-------- 节选内容 --------
图5 HAMI3379 对大鼠脑缺血损伤后神经元数量及变性情况的影响(±s,n=3)Fig.5 Effects of HAMI3379 on the number and degeneration of neurons in rats after cerebral ischemia injury (±s, n=3)
2.6 HAMI3379对大鼠脑缺血损伤后脑组织中PKCα/IκBα/NF-κB 信 号 通 路 蛋 白 表 达 的 影 响 Western blotting 检测结果显示,与假手术组比较,模型组大鼠脑组织中PKCα、IκBα、p65、p50 蛋白的表达均明显上调(P<0.05);与模型组比较,HAMI3379 组大鼠脑组织中PKCα、IκBα、p65、p50 蛋白的表达均明显下调(P<0.05,图6)。
-------- 提供材料 --------
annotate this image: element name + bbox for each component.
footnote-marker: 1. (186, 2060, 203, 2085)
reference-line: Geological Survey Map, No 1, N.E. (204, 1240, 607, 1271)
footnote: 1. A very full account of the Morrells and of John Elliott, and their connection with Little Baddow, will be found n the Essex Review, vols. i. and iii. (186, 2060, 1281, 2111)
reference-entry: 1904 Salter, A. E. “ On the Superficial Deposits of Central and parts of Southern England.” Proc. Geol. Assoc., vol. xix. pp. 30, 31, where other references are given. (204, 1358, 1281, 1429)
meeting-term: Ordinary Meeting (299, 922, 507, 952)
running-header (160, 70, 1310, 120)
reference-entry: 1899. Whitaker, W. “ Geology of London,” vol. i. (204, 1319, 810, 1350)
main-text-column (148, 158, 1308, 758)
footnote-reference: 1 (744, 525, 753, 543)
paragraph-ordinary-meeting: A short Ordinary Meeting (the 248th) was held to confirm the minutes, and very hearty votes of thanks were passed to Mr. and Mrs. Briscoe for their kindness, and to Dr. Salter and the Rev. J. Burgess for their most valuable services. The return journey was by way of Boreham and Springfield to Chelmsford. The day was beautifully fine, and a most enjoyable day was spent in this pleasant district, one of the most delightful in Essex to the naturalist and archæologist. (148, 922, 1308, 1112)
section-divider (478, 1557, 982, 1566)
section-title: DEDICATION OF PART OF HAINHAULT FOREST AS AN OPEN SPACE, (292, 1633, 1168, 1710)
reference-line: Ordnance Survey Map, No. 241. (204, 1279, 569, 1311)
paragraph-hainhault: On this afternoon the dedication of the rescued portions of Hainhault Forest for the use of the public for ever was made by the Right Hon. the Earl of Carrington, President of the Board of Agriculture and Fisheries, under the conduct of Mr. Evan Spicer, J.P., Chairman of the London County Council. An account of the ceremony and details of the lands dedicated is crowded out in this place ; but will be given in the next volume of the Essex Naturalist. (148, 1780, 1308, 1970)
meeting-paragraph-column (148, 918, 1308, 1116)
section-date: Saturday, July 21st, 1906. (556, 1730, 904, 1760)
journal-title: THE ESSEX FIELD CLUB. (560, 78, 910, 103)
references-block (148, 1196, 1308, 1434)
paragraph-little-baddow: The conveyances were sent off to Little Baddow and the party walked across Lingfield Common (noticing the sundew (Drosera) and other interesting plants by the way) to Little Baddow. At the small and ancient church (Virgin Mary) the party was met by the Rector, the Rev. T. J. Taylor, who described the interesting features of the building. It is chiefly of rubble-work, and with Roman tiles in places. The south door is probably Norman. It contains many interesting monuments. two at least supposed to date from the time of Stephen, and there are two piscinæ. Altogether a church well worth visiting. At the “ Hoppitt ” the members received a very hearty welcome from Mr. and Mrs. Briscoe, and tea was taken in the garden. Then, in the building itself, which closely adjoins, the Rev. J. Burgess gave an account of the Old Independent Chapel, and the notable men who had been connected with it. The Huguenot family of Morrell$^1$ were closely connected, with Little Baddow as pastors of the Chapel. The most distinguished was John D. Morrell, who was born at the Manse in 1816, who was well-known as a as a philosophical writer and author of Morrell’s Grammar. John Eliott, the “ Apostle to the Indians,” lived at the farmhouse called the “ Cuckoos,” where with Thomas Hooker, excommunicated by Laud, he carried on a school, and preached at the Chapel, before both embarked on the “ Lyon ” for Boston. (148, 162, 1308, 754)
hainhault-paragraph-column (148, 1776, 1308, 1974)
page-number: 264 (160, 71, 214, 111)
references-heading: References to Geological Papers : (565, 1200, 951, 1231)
--------
请根据节选内容回答：与假手术组比较，模型组大鼠脑组织中PKCα、IκBα、p65、p50蛋白的表达有何变化？

**本题答案**
均明显上调（P<0.05）。